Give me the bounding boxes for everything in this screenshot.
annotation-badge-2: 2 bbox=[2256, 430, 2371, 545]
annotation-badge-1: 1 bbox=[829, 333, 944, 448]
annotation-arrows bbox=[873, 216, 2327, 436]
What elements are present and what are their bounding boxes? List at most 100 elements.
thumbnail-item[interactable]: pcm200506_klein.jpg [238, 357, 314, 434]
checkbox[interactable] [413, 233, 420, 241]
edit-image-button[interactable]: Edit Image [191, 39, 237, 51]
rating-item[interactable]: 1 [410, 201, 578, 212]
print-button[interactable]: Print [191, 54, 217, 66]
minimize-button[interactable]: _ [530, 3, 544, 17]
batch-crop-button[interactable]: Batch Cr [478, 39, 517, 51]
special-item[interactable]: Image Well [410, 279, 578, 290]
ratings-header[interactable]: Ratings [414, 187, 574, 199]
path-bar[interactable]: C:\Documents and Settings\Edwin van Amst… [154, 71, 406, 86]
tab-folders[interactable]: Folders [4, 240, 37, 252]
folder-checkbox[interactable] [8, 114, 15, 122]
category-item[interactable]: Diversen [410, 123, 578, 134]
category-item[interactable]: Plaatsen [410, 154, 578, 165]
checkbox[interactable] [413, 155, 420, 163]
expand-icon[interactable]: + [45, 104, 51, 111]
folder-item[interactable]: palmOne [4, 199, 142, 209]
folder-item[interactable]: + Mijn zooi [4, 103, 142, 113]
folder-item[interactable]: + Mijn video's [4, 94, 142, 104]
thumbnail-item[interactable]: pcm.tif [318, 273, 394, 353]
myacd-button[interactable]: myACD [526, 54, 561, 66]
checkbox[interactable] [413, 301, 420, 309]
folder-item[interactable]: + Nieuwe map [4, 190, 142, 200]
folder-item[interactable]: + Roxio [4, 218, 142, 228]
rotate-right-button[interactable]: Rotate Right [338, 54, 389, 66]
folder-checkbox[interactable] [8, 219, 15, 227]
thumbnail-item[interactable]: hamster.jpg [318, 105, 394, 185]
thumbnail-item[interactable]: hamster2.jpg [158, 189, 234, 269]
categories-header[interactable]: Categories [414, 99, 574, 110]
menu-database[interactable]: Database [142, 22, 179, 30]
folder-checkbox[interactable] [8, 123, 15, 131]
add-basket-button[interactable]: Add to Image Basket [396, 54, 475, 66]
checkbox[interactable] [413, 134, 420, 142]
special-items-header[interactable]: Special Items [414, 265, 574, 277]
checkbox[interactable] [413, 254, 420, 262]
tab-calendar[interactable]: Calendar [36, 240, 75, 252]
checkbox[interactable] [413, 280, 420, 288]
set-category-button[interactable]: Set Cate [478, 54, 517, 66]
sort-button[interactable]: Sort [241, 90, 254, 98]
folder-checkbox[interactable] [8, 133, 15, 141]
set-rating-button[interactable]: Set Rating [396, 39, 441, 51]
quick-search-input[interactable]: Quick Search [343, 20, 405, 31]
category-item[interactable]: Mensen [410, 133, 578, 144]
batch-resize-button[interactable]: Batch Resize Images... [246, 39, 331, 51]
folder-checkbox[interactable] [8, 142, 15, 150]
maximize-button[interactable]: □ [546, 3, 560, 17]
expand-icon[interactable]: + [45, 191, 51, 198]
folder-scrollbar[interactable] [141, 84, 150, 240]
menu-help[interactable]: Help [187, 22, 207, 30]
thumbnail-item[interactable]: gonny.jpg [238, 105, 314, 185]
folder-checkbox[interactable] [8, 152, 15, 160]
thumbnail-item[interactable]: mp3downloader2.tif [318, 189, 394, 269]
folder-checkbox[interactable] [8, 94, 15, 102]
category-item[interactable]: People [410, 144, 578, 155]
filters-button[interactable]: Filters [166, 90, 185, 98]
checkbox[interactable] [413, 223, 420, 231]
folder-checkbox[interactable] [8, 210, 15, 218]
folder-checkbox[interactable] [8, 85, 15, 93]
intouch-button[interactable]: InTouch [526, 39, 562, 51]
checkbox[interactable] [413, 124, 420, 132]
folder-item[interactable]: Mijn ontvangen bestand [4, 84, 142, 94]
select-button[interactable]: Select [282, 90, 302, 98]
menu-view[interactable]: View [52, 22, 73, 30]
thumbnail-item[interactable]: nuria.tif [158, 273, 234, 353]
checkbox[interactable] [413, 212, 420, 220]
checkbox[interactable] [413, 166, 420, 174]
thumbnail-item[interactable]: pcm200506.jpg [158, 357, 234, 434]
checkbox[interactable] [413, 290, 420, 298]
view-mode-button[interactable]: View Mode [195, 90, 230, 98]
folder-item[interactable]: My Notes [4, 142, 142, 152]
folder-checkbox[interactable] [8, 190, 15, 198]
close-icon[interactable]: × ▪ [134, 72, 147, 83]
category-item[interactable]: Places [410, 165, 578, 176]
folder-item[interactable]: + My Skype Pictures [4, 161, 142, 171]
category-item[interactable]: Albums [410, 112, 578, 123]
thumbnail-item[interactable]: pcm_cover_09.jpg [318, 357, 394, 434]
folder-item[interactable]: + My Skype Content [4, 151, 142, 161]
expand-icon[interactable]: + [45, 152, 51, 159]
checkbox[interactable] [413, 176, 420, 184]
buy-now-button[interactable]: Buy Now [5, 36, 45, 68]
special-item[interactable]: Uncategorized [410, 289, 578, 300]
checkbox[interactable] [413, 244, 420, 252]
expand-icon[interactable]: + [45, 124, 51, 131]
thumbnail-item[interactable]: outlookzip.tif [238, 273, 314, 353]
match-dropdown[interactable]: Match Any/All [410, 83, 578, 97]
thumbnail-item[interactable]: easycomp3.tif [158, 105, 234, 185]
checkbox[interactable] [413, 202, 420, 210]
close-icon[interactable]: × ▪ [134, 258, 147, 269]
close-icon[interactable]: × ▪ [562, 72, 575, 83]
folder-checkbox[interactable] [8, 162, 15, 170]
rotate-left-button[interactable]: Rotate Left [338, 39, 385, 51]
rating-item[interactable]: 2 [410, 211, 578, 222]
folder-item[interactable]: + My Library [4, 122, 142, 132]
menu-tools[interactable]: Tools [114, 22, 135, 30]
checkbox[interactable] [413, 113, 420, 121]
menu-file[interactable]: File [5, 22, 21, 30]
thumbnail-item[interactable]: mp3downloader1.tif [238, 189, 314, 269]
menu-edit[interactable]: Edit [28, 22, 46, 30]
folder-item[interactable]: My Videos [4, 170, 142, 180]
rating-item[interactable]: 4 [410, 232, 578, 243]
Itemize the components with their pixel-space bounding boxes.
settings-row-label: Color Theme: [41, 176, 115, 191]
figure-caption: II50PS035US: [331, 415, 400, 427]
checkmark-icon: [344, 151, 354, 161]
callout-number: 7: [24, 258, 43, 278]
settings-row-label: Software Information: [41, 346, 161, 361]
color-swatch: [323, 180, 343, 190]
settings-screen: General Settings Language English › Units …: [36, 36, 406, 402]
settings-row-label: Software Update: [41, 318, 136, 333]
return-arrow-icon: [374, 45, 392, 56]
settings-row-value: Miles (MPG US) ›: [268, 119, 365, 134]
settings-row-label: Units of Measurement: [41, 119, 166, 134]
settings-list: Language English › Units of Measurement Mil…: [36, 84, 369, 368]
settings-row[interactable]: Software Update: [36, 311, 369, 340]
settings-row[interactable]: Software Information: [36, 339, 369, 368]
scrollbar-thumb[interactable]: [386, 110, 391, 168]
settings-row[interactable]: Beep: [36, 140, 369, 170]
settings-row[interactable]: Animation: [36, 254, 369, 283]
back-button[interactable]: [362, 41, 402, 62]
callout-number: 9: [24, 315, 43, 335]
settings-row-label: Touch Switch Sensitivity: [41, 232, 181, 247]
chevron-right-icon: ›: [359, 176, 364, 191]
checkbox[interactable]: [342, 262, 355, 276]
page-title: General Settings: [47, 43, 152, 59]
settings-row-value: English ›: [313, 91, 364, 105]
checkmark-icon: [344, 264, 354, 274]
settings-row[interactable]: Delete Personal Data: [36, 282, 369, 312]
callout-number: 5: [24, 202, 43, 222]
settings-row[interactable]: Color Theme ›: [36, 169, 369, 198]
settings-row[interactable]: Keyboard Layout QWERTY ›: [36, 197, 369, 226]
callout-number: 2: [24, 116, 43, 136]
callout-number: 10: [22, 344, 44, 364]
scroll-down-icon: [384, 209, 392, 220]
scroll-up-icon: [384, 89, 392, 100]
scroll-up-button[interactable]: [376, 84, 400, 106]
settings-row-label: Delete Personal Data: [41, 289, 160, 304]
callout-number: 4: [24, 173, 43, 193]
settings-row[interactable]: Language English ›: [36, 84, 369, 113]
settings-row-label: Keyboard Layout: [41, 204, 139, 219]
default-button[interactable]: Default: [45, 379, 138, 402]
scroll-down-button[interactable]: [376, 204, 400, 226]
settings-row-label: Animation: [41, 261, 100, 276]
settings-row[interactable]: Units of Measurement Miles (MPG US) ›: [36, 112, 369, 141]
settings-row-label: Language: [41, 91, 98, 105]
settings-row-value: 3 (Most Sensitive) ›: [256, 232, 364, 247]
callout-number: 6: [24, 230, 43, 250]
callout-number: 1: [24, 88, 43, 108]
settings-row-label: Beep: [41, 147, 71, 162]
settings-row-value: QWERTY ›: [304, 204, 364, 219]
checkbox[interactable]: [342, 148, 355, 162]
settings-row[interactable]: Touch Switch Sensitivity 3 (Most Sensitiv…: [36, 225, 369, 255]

____

* **REQUIRED TASK**
Can you give the items again from the very first line through the line containing "special-item[interactable]: Image Well", switching "bounding boxes" to "bounding rectangles" and leaving everything else unchanged?

* **FINAL ANSWER**
Give me the bounding rectangles for everything in this screenshot.
annotation-badge-2: 2 bbox=[2256, 430, 2371, 545]
annotation-badge-1: 1 bbox=[829, 333, 944, 448]
annotation-arrows bbox=[873, 216, 2327, 436]
What elements are present and what are their bounding rectangles? List at most 100 elements.
thumbnail-item[interactable]: pcm200506_klein.jpg [238, 357, 314, 434]
checkbox[interactable] [413, 233, 420, 241]
edit-image-button[interactable]: Edit Image [191, 39, 237, 51]
rating-item[interactable]: 1 [410, 201, 578, 212]
print-button[interactable]: Print [191, 54, 217, 66]
minimize-button[interactable]: _ [530, 3, 544, 17]
batch-crop-button[interactable]: Batch Cr [478, 39, 517, 51]
special-item[interactable]: Image Well [410, 279, 578, 290]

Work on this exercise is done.